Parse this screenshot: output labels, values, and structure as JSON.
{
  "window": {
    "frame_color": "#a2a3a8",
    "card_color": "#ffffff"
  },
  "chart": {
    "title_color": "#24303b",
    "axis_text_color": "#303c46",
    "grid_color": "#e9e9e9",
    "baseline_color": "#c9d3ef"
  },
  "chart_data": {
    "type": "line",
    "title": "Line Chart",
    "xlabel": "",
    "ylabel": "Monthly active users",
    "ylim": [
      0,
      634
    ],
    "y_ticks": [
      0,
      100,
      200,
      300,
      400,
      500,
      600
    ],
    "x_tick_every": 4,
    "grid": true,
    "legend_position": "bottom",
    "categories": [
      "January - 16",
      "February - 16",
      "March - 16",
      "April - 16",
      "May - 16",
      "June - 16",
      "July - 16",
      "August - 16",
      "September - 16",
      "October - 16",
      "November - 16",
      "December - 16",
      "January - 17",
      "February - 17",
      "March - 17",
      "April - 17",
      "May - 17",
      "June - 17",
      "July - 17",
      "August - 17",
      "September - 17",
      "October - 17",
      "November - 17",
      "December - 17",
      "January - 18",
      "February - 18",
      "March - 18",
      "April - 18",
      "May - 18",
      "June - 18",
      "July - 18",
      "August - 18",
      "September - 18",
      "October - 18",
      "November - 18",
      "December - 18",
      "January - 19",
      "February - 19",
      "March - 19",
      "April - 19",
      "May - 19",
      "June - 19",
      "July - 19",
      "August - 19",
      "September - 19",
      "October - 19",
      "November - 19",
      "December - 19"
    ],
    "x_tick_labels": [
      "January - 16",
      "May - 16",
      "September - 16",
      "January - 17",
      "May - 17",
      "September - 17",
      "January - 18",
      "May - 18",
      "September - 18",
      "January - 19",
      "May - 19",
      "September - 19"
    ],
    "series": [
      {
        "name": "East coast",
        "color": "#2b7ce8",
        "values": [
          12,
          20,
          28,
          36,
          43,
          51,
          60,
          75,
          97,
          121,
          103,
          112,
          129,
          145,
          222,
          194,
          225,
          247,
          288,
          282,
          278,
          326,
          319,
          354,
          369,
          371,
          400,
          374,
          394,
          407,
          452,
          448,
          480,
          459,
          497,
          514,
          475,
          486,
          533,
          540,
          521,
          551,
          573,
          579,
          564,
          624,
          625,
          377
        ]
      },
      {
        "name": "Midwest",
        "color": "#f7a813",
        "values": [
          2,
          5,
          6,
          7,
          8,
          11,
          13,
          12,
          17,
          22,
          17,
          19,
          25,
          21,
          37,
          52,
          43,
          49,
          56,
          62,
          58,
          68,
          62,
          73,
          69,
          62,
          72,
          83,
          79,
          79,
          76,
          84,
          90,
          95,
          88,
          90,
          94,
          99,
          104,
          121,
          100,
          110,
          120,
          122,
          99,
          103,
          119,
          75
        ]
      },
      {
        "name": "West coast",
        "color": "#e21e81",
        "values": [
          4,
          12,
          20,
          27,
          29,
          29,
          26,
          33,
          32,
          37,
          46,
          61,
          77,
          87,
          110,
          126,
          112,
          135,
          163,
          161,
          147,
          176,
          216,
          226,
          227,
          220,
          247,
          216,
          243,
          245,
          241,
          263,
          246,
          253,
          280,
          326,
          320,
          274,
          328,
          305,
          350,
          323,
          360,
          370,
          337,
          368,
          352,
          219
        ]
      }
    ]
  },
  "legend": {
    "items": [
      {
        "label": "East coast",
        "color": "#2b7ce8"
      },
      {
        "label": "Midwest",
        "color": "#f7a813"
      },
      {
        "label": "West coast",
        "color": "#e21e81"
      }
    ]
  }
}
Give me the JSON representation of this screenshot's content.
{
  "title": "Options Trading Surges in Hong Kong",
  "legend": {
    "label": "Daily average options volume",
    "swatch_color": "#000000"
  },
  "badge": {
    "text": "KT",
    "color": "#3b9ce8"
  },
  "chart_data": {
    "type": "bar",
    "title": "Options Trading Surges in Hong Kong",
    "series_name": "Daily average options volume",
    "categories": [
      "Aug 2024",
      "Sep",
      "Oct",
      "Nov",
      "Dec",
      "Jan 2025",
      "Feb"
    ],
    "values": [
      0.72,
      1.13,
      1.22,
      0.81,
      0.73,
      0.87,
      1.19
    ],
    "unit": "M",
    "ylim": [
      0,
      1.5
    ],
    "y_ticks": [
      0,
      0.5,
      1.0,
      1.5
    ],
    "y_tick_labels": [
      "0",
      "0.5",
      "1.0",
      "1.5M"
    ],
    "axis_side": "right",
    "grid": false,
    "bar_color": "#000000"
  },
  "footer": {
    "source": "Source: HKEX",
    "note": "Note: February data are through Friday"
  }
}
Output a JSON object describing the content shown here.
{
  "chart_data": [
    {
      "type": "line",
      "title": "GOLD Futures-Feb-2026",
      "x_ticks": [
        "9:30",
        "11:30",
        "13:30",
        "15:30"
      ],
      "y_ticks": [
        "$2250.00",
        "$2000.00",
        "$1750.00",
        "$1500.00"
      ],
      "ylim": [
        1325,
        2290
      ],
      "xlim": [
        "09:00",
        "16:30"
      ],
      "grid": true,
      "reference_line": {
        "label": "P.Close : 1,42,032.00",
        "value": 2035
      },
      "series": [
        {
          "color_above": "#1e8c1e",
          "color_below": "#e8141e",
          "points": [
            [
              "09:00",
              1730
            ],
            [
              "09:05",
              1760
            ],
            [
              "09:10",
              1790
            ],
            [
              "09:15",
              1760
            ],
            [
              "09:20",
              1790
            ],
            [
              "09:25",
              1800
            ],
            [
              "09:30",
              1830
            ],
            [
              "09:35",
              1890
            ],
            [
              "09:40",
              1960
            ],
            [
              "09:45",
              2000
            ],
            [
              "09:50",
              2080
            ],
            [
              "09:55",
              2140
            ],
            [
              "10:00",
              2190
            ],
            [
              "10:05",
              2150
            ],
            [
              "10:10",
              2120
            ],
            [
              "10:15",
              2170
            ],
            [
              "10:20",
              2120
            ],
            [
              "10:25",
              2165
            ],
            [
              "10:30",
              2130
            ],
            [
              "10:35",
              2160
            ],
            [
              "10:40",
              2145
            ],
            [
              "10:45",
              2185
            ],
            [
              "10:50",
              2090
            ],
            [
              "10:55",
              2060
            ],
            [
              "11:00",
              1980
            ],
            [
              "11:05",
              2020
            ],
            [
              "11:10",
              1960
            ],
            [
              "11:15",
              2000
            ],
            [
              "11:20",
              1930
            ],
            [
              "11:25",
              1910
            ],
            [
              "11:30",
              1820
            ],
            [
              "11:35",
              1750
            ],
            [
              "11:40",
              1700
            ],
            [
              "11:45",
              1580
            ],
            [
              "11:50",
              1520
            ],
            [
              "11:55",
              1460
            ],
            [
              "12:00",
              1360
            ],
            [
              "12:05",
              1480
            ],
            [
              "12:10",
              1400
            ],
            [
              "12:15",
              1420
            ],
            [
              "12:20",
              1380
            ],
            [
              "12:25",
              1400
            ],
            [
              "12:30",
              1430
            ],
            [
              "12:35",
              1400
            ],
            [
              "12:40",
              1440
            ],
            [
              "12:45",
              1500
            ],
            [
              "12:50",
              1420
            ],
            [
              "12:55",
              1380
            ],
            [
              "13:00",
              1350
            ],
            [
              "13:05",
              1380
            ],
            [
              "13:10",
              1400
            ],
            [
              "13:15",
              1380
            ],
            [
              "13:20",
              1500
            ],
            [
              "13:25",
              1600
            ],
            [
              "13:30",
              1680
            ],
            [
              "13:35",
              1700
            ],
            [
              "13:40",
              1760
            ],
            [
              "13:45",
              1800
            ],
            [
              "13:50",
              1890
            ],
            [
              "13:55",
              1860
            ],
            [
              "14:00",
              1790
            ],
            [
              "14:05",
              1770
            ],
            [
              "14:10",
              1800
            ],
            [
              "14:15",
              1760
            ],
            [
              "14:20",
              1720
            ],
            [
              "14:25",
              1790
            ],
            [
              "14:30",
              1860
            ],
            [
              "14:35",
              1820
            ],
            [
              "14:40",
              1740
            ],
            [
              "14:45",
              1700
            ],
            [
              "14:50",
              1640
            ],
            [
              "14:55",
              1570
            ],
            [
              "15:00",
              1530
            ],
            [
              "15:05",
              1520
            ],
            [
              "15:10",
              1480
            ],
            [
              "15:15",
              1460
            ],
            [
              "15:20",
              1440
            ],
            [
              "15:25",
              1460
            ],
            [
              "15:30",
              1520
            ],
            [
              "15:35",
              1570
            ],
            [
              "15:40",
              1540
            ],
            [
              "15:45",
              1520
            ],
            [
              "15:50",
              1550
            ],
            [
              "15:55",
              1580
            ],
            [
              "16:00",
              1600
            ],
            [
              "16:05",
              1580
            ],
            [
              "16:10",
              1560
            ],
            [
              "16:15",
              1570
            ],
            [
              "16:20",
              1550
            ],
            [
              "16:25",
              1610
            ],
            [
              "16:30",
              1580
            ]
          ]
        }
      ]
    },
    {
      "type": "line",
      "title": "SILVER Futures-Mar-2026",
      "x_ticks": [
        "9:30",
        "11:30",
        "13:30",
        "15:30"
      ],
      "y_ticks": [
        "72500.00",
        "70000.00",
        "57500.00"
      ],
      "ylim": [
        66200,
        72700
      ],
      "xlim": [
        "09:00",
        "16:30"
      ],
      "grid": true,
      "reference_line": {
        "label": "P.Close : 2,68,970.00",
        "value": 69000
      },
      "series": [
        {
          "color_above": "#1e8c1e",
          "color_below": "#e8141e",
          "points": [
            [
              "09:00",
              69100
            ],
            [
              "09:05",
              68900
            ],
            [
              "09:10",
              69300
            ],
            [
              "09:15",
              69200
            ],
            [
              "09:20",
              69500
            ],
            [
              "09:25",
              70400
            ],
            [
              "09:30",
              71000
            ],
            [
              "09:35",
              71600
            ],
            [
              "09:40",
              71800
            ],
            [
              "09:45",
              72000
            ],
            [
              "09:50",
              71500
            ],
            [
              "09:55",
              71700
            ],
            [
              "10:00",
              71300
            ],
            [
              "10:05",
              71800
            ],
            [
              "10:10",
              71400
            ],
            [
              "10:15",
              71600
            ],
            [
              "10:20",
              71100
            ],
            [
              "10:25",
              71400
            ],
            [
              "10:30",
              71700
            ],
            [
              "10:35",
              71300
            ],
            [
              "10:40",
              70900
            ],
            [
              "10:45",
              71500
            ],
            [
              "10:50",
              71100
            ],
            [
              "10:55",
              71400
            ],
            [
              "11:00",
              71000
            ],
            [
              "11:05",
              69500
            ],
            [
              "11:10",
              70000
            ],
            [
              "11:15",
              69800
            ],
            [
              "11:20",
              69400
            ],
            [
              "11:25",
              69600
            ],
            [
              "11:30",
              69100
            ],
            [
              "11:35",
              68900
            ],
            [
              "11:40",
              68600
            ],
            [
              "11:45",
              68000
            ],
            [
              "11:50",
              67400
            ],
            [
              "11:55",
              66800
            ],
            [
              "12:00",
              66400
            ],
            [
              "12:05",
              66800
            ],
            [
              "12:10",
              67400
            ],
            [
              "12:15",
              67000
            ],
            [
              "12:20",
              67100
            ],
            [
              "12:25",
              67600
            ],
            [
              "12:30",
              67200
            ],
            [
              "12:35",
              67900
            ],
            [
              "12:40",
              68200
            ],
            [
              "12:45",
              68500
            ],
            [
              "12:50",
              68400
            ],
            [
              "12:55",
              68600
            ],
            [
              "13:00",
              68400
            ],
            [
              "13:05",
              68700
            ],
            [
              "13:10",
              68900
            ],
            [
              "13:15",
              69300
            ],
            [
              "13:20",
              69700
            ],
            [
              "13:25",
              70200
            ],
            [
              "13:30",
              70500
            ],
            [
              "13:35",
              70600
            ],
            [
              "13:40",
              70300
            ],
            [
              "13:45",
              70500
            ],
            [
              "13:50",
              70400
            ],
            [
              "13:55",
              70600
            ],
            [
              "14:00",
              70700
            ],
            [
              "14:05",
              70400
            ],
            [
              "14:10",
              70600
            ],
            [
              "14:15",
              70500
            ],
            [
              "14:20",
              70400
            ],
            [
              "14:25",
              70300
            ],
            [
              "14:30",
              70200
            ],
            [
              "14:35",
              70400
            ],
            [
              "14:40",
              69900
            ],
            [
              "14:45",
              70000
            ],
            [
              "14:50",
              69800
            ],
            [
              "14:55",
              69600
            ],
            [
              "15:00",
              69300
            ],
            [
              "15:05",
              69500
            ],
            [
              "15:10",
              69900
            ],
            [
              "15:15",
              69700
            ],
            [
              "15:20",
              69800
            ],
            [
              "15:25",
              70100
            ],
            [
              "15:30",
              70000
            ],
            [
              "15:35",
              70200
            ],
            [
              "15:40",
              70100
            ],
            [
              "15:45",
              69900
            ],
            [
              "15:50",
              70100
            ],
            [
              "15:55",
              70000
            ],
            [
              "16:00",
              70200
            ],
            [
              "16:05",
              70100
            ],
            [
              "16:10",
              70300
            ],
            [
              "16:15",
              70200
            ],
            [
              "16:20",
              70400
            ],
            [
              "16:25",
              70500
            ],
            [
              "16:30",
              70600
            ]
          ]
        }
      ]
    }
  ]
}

# # #

**WORK INSTRUCTIONS:** How many of the lines above include the word "JSON"? Respond with the number alone.

**WRITTEN RESPONSE:** 3